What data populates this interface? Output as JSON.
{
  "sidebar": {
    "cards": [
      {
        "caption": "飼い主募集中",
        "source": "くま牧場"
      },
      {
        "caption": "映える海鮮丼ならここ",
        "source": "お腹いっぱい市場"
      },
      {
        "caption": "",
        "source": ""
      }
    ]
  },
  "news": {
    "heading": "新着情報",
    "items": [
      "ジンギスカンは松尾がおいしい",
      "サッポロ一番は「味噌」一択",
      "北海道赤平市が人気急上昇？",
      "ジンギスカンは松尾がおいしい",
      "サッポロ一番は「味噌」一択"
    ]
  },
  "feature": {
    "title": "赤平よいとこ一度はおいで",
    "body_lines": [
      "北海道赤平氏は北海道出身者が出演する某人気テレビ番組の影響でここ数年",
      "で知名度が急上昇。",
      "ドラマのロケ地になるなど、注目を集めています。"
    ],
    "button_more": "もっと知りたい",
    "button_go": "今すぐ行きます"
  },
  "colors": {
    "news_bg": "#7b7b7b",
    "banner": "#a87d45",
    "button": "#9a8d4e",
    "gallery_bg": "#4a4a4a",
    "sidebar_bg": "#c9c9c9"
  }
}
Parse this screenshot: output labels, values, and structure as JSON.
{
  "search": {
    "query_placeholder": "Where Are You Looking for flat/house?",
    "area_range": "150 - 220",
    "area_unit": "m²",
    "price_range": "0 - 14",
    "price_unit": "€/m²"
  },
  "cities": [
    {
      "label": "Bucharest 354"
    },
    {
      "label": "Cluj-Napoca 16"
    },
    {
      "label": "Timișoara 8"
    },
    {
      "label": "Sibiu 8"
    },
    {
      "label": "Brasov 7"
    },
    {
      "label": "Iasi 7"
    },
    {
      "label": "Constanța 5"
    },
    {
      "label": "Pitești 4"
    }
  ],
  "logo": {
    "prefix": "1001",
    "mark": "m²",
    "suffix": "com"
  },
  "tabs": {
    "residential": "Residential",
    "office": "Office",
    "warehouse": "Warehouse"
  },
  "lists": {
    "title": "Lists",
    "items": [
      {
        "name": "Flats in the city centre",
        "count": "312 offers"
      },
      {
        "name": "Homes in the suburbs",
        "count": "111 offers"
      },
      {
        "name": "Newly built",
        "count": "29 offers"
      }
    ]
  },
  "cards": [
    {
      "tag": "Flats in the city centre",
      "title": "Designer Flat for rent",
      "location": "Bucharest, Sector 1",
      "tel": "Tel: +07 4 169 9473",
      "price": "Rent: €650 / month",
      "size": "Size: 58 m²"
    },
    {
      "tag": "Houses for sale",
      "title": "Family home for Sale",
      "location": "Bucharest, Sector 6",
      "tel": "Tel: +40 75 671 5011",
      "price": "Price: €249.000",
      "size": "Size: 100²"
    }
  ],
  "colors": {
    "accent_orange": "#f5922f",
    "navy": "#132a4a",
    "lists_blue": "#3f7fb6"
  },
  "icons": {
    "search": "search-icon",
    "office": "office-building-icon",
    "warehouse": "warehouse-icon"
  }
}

━━━

# Written request
Reproduce each line verbatim.

# Worked solution
What data populates this interface? Output as JSON.
{
  "sidebar": {
    "cards": [
      {
        "caption": "飼い主募集中",
        "source": "くま牧場"
      },
      {
        "caption": "映える海鮮丼ならここ",
        "source": "お腹いっぱい市場"
      },
      {
        "caption": "",
        "source": ""
      }
    ]
  },
  "news": {
    "heading": "新着情報",
    "items": [
      "ジンギスカンは松尾がおいしい",
      "サッポロ一番は「味噌」一択",
      "北海道赤平市が人気急上昇？",
      "ジンギスカンは松尾がおいしい",
      "サッポロ一番は「味噌」一択"
    ]
  },
  "feature": {
    "title": "赤平よいとこ一度はおいで",
    "body_lines": [
      "北海道赤平氏は北海道出身者が出演する某人気テレビ番組の影響でここ数年",
      "で知名度が急上昇。",
      "ドラマのロケ地になるなど、注目を集めています。"
    ],
    "button_more": "もっと知りたい",
    "button_go": "今すぐ行きます"
  },
  "colors": {
    "news_bg": "#7b7b7b",
    "banner": "#a87d45",
    "button": "#9a8d4e",
    "gallery_bg": "#4a4a4a",
    "sidebar_bg": "#c9c9c9"
  }
}
Parse this screenshot: output labels, values, and structure as JSON.
{
  "search": {
    "query_placeholder": "Where Are You Looking for flat/house?",
    "area_range": "150 - 220",
    "area_unit": "m²",
    "price_range": "0 - 14",
    "price_unit": "€/m²"
  },
  "cities": [
    {
      "label": "Bucharest 354"
    },
    {
      "label": "Cluj-Napoca 16"
    },
    {
      "label": "Timișoara 8"
    },
    {
      "label": "Sibiu 8"
    },
    {
      "label": "Brasov 7"
    },
    {
      "label": "Iasi 7"
    },
    {
      "label": "Constanța 5"
    },
    {
      "label": "Pitești 4"
    }
  ],
  "logo": {
    "prefix": "1001",
    "mark": "m²",
    "suffix": "com"
  },
  "tabs": {
    "residential": "Residential",
    "office": "Office",
    "warehouse": "Warehouse"
  },
  "lists": {
    "title": "Lists",
    "items": [
      {
        "name": "Flats in the city centre",
        "count": "312 offers"
      },
      {
        "name": "Homes in the suburbs",
        "count": "111 offers"
      },
      {
        "name": "Newly built",
        "count": "29 offers"
      }
    ]
  },
  "cards": [
    {
      "tag": "Flats in the city centre",
      "title": "Designer Flat for rent",
      "location": "Bucharest, Sector 1",
      "tel": "Tel: +07 4 169 9473",
      "price": "Rent: €650 / month",
      "size": "Size: 58 m²"
    },
    {
      "tag": "Houses for sale",
      "title": "Family home for Sale",
      "location": "Bucharest, Sector 6",
      "tel": "Tel: +40 75 671 5011",
      "price": "Price: €249.000",
      "size": "Size: 100²"
    }
  ],
  "colors": {
    "accent_orange": "#f5922f",
    "navy": "#132a4a",
    "lists_blue": "#3f7fb6"
  },
  "icons": {
    "search": "search-icon",
    "office": "office-building-icon",
    "warehouse": "warehouse-icon"
  }
}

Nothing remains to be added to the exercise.